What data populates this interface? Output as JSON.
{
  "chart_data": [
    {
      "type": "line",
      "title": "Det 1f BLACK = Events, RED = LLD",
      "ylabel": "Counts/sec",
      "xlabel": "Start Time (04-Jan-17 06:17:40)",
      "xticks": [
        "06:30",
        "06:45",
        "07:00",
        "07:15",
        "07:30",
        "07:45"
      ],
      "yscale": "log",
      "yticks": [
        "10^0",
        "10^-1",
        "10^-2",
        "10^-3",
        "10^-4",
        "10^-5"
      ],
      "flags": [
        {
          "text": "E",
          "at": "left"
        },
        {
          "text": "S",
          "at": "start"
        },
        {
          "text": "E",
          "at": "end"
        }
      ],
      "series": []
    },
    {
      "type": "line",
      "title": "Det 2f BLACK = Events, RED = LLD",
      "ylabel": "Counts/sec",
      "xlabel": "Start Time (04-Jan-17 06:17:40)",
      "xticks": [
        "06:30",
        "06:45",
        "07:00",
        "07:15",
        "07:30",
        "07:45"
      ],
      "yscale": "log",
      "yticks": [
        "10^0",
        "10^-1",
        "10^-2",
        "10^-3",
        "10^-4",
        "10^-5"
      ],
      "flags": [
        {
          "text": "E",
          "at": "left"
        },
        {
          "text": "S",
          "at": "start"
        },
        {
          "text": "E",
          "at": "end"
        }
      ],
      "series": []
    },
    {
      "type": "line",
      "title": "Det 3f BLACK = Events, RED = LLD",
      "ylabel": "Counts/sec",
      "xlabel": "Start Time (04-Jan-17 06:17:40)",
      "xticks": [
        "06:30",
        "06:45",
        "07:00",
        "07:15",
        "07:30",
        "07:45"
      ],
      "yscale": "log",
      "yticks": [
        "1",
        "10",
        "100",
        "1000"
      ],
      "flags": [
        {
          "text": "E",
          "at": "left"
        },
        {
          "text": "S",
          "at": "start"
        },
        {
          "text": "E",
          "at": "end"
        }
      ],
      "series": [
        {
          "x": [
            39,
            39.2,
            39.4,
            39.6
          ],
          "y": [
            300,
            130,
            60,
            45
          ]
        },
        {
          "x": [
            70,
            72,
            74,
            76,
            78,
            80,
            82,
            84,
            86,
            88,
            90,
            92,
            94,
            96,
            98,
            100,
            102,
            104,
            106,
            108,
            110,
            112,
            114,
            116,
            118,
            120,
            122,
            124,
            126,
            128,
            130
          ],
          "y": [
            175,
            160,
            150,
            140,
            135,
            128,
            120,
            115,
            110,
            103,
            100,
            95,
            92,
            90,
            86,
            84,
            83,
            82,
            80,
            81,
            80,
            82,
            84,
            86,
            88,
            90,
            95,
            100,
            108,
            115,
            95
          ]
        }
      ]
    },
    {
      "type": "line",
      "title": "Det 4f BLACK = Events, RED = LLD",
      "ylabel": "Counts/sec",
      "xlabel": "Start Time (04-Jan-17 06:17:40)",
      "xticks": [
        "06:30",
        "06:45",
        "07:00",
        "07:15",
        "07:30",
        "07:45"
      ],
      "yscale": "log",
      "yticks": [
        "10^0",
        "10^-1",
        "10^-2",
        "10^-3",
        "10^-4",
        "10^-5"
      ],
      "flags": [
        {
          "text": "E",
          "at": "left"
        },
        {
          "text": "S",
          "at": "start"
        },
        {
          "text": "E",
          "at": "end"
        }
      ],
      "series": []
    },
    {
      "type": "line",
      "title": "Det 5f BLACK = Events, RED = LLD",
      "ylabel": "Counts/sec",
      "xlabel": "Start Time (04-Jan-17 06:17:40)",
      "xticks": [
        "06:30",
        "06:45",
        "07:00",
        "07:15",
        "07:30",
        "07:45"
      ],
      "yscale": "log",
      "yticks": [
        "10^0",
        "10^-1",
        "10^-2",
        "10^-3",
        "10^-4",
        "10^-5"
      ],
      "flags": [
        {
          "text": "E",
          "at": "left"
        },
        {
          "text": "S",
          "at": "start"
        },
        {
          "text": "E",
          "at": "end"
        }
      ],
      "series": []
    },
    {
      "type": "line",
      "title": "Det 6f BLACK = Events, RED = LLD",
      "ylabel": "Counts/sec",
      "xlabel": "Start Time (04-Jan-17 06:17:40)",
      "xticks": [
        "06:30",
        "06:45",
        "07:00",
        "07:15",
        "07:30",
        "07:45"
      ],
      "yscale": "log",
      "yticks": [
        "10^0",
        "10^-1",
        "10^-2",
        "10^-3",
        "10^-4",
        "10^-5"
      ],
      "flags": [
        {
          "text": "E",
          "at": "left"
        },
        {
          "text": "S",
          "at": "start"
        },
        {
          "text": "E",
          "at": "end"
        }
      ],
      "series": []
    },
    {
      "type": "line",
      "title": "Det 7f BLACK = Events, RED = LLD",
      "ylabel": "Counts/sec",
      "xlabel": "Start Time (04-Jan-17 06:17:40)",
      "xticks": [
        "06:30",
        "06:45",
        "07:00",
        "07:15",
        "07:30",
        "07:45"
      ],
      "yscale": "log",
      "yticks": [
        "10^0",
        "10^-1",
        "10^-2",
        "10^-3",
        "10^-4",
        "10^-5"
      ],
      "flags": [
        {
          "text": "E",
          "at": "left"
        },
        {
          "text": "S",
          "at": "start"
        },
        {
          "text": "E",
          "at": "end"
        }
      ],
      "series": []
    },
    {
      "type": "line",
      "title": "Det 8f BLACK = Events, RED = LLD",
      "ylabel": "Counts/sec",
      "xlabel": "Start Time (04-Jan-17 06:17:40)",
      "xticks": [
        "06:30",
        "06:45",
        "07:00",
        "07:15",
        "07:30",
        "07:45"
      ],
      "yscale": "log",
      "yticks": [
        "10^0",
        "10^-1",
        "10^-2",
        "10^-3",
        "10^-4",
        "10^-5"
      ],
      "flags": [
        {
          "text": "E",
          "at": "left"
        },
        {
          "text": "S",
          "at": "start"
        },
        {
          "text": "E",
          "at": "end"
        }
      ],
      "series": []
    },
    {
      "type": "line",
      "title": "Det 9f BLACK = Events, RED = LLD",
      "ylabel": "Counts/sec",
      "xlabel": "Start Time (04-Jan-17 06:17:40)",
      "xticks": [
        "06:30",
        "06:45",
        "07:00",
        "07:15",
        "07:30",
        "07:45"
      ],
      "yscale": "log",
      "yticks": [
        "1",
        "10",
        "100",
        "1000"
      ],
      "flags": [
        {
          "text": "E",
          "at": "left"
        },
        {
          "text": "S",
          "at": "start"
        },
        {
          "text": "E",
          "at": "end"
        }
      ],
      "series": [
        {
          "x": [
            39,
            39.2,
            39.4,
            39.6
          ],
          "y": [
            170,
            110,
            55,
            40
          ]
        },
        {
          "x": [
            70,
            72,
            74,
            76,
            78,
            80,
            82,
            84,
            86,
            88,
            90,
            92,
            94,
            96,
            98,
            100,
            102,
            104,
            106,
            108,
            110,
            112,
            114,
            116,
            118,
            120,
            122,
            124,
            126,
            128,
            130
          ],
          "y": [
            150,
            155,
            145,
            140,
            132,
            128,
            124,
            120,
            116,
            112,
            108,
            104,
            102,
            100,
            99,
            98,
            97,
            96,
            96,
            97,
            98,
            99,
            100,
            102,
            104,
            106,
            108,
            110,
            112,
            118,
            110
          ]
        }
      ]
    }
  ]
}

=-=-=-=-=

◆ What the task requires: Recopy the whole listing exactly.

◆ Correct result:
What data populates this interface? Output as JSON.
{
  "chart_data": [
    {
      "type": "line",
      "title": "Det 1f BLACK = Events, RED = LLD",
      "ylabel": "Counts/sec",
      "xlabel": "Start Time (04-Jan-17 06:17:40)",
      "xticks": [
        "06:30",
        "06:45",
        "07:00",
        "07:15",
        "07:30",
        "07:45"
      ],
      "yscale": "log",
      "yticks": [
        "10^0",
        "10^-1",
        "10^-2",
        "10^-3",
        "10^-4",
        "10^-5"
      ],
      "flags": [
        {
          "text": "E",
          "at": "left"
        },
        {
          "text": "S",
          "at": "start"
        },
        {
          "text": "E",
          "at": "end"
        }
      ],
      "series": []
    },
    {
      "type": "line",
      "title": "Det 2f BLACK = Events, RED = LLD",
      "ylabel": "Counts/sec",
      "xlabel": "Start Time (04-Jan-17 06:17:40)",
      "xticks": [
        "06:30",
        "06:45",
        "07:00",
        "07:15",
        "07:30",
        "07:45"
      ],
      "yscale": "log",
      "yticks": [
        "10^0",
        "10^-1",
        "10^-2",
        "10^-3",
        "10^-4",
        "10^-5"
      ],
      "flags": [
        {
          "text": "E",
          "at": "left"
        },
        {
          "text": "S",
          "at": "start"
        },
        {
          "text": "E",
          "at": "end"
        }
      ],
      "series": []
    },
    {
      "type": "line",
      "title": "Det 3f BLACK = Events, RED = LLD",
      "ylabel": "Counts/sec",
      "xlabel": "Start Time (04-Jan-17 06:17:40)",
      "xticks": [
        "06:30",
        "06:45",
        "07:00",
        "07:15",
        "07:30",
        "07:45"
      ],
      "yscale": "log",
      "yticks": [
        "1",
        "10",
        "100",
        "1000"
      ],
      "flags": [
        {
          "text": "E",
          "at": "left"
        },
        {
          "text": "S",
          "at": "start"
        },
        {
          "text": "E",
          "at": "end"
        }
      ],
      "series": [
        {
          "x": [
            39,
            39.2,
            39.4,
            39.6
          ],
          "y": [
            300,
            130,
            60,
            45
          ]
        },
        {
          "x": [
            70,
            72,
            74,
            76,
            78,
            80,
            82,
            84,
            86,
            88,
            90,
            92,
            94,
            96,
            98,
            100,
            102,
            104,
            106,
            108,
            110,
            112,
            114,
            116,
            118,
            120,
            122,
            124,
            126,
            128,
            130
          ],
          "y": [
            175,
            160,
            150,
            140,
            135,
            128,
            120,
            115,
            110,
            103,
            100,
            95,
            92,
            90,
            86,
            84,
            83,
            82,
            80,
            81,
            80,
            82,
            84,
            86,
            88,
            90,
            95,
            100,
            108,
            115,
            95
          ]
        }
      ]
    },
    {
      "type": "line",
      "title": "Det 4f BLACK = Events, RED = LLD",
      "ylabel": "Counts/sec",
      "xlabel": "Start Time (04-Jan-17 06:17:40)",
      "xticks": [
        "06:30",
        "06:45",
        "07:00",
        "07:15",
        "07:30",
        "07:45"
      ],
      "yscale": "log",
      "yticks": [
        "10^0",
        "10^-1",
        "10^-2",
        "10^-3",
        "10^-4",
        "10^-5"
      ],
      "flags": [
        {
          "text": "E",
          "at": "left"
        },
        {
          "text": "S",
          "at": "start"
        },
        {
          "text": "E",
          "at": "end"
        }
      ],
      "series": []
    },
    {
      "type": "line",
      "title": "Det 5f BLACK = Events, RED = LLD",
      "ylabel": "Counts/sec",
      "xlabel": "Start Time (04-Jan-17 06:17:40)",
      "xticks": [
        "06:30",
        "06:45",
        "07:00",
        "07:15",
        "07:30",
        "07:45"
      ],
      "yscale": "log",
      "yticks": [
        "10^0",
        "10^-1",
        "10^-2",
        "10^-3",
        "10^-4",
        "10^-5"
      ],
      "flags": [
        {
          "text": "E",
          "at": "left"
        },
        {
          "text": "S",
          "at": "start"
        },
        {
          "text": "E",
          "at": "end"
        }
      ],
      "series": []
    },
    {
      "type": "line",
      "title": "Det 6f BLACK = Events, RED = LLD",
      "ylabel": "Counts/sec",
      "xlabel": "Start Time (04-Jan-17 06:17:40)",
      "xticks": [
        "06:30",
        "06:45",
        "07:00",
        "07:15",
        "07:30",
        "07:45"
      ],
      "yscale": "log",
      "yticks": [
        "10^0",
        "10^-1",
        "10^-2",
        "10^-3",
        "10^-4",
        "10^-5"
      ],
      "flags": [
        {
          "text": "E",
          "at": "left"
        },
        {
          "text": "S",
          "at": "start"
        },
        {
          "text": "E",
          "at": "end"
        }
      ],
      "series": []
    },
    {
      "type": "line",
      "title": "Det 7f BLACK = Events, RED = LLD",
      "ylabel": "Counts/sec",
      "xlabel": "Start Time (04-Jan-17 06:17:40)",
      "xticks": [
        "06:30",
        "06:45",
        "07:00",
        "07:15",
        "07:30",
        "07:45"
      ],
      "yscale": "log",
      "yticks": [
        "10^0",
        "10^-1",
        "10^-2",
        "10^-3",
        "10^-4",
        "10^-5"
      ],
      "flags": [
        {
          "text": "E",
          "at": "left"
        },
        {
          "text": "S",
          "at": "start"
        },
        {
          "text": "E",
          "at": "end"
        }
      ],
      "series": []
    },
    {
      "type": "line",
      "title": "Det 8f BLACK = Events, RED = LLD",
      "ylabel": "Counts/sec",
      "xlabel": "Start Time (04-Jan-17 06:17:40)",
      "xticks": [
        "06:30",
        "06:45",
        "07:00",
        "07:15",
        "07:30",
        "07:45"
      ],
      "yscale": "log",
      "yticks": [
        "10^0",
        "10^-1",
        "10^-2",
        "10^-3",
        "10^-4",
        "10^-5"
      ],
      "flags": [
        {
          "text": "E",
          "at": "left"
        },
        {
          "text": "S",
          "at": "start"
        },
        {
          "text": "E",
          "at": "end"
        }
      ],
      "series": []
    },
    {
      "type": "line",
      "title": "Det 9f BLACK = Events, RED = LLD",
      "ylabel": "Counts/sec",
      "xlabel": "Start Time (04-Jan-17 06:17:40)",
      "xticks": [
        "06:30",
        "06:45",
        "07:00",
        "07:15",
        "07:30",
        "07:45"
      ],
      "yscale": "log",
      "yticks": [
        "1",
        "10",
        "100",
        "1000"
      ],
      "flags": [
        {
          "text": "E",
          "at": "left"
        },
        {
          "text": "S",
          "at": "start"
        },
        {
          "text": "E",
          "at": "end"
        }
      ],
      "series": [
        {
          "x": [
            39,
            39.2,
            39.4,
            39.6
          ],
          "y": [
            170,
            110,
            55,
            40
          ]
        },
        {
          "x": [
            70,
            72,
            74,
            76,
            78,
            80,
            82,
            84,
            86,
            88,
            90,
            92,
            94,
            96,
            98,
            100,
            102,
            104,
            106,
            108,
            110,
            112,
            114,
            116,
            118,
            120,
            122,
            124,
            126,
            128,
            130
          ],
          "y": [
            150,
            155,
            145,
            140,
            132,
            128,
            124,
            120,
            116,
            112,
            108,
            104,
            102,
            100,
            99,
            98,
            97,
            96,
            96,
            97,
            98,
            99,
            100,
            102,
            104,
            106,
            108,
            110,
            112,
            118,
            110
          ]
        }
      ]
    }
  ]
}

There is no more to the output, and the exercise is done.